Exercise details:
Repeat the data word for word. Do not include the pictures.

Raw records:
# # #
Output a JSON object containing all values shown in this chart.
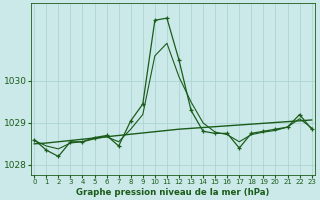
{
  "title": "Graphe pression niveau de la mer (hPa)",
  "bg_color": "#cce9e9",
  "grid_color": "#add4d4",
  "line_color": "#1a5c1a",
  "x_values": [
    0,
    1,
    2,
    3,
    4,
    5,
    6,
    7,
    8,
    9,
    10,
    11,
    12,
    13,
    14,
    15,
    16,
    17,
    18,
    19,
    20,
    21,
    22,
    23
  ],
  "y_main": [
    1028.6,
    1028.35,
    1028.2,
    1028.55,
    1028.55,
    1028.65,
    1028.7,
    1028.45,
    1029.05,
    1029.45,
    1031.45,
    1031.5,
    1030.5,
    1029.3,
    1028.8,
    1028.75,
    1028.75,
    1028.4,
    1028.75,
    1028.8,
    1028.85,
    1028.9,
    1029.2,
    1028.85
  ],
  "y_trend": [
    1028.5,
    1028.52,
    1028.55,
    1028.58,
    1028.61,
    1028.64,
    1028.67,
    1028.7,
    1028.73,
    1028.76,
    1028.79,
    1028.82,
    1028.85,
    1028.87,
    1028.89,
    1028.91,
    1028.93,
    1028.95,
    1028.97,
    1028.99,
    1029.01,
    1029.03,
    1029.05,
    1029.07
  ],
  "y_smooth": [
    1028.58,
    1028.45,
    1028.38,
    1028.52,
    1028.55,
    1028.62,
    1028.67,
    1028.55,
    1028.85,
    1029.2,
    1030.6,
    1030.9,
    1030.1,
    1029.5,
    1029.0,
    1028.78,
    1028.72,
    1028.55,
    1028.72,
    1028.78,
    1028.82,
    1028.9,
    1029.1,
    1028.88
  ],
  "ylim": [
    1027.75,
    1031.85
  ],
  "yticks": [
    1028,
    1029,
    1030
  ],
  "xlim": [
    -0.3,
    23.3
  ],
  "figsize": [
    3.2,
    2.0
  ],
  "dpi": 100
}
# # #
Solved exercise:
Output a JSON object containing all values shown in this chart.
{
  "title": "Graphe pression niveau de la mer (hPa)",
  "bg_color": "#cce9e9",
  "grid_color": "#add4d4",
  "line_color": "#1a5c1a",
  "x_values": [
    0,
    1,
    2,
    3,
    4,
    5,
    6,
    7,
    8,
    9,
    10,
    11,
    12,
    13,
    14,
    15,
    16,
    17,
    18,
    19,
    20,
    21,
    22,
    23
  ],
  "y_main": [
    1028.6,
    1028.35,
    1028.2,
    1028.55,
    1028.55,
    1028.65,
    1028.7,
    1028.45,
    1029.05,
    1029.45,
    1031.45,
    1031.5,
    1030.5,
    1029.3,
    1028.8,
    1028.75,
    1028.75,
    1028.4,
    1028.75,
    1028.8,
    1028.85,
    1028.9,
    1029.2,
    1028.85
  ],
  "y_trend": [
    1028.5,
    1028.52,
    1028.55,
    1028.58,
    1028.61,
    1028.64,
    1028.67,
    1028.7,
    1028.73,
    1028.76,
    1028.79,
    1028.82,
    1028.85,
    1028.87,
    1028.89,
    1028.91,
    1028.93,
    1028.95,
    1028.97,
    1028.99,
    1029.01,
    1029.03,
    1029.05,
    1029.07
  ],
  "y_smooth": [
    1028.58,
    1028.45,
    1028.38,
    1028.52,
    1028.55,
    1028.62,
    1028.67,
    1028.55,
    1028.85,
    1029.2,
    1030.6,
    1030.9,
    1030.1,
    1029.5,
    1029.0,
    1028.78,
    1028.72,
    1028.55,
    1028.72,
    1028.78,
    1028.82,
    1028.9,
    1029.1,
    1028.88
  ],
  "ylim": [
    1027.75,
    1031.85
  ],
  "yticks": [
    1028,
    1029,
    1030
  ],
  "xlim": [
    -0.3,
    23.3
  ],
  "figsize": [
    3.2,
    2.0
  ],
  "dpi": 100
}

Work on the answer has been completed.